[Dataset records]
begin
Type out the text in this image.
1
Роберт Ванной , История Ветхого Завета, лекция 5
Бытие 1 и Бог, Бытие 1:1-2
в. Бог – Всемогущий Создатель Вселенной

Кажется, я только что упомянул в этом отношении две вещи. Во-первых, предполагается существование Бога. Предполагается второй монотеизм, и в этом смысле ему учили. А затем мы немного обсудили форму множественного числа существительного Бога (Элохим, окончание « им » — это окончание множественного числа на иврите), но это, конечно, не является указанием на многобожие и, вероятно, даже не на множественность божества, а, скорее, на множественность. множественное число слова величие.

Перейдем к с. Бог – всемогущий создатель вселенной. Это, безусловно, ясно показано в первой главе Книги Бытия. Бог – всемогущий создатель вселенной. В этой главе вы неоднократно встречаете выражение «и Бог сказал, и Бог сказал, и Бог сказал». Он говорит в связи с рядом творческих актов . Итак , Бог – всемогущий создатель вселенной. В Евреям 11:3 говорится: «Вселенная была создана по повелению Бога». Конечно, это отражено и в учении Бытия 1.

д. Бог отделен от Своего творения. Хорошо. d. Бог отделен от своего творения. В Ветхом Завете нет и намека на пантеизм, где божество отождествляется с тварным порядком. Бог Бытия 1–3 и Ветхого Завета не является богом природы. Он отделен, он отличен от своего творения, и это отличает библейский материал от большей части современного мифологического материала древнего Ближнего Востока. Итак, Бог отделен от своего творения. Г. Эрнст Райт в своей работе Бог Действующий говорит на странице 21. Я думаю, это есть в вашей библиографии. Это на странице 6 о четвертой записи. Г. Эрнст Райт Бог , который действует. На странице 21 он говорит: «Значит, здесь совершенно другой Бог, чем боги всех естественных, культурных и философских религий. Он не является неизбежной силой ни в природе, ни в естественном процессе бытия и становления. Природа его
end
Report every line in the data above in which the word "Завета" appears.

Output of the exercise:
Роберт Ванной , История Ветхого Завета, лекция 5
д. Бог отделен от Своего творения. Хорошо. d. Бог отделен от своего творения. В Ветхом Завете нет и намека на пантеизм, где божество отождествляется с тварным порядком. Бог Бытия 1–3 и Ветхого Завета не является богом природы. Он отделен, он отличен от своего творения, и это отличает библейский материал от большей части современного мифологического материала древнего Ближнего Востока. Итак, Бог отделен от своего творения. Г. Эрнст Райт в своей работе Бог Действующий говорит на странице 21. Я думаю, это есть в вашей библиографии. Это на странице 6 о четвертой записи. Г. Эрнст Райт Бог , который действует. На странице 21 он говорит: «Значит, здесь совершенно другой Бог, чем боги всех естественных, культурных и философских религий. Он не является неизбежной силой ни в природе, ни в естественном процессе бытия и становления. Природа его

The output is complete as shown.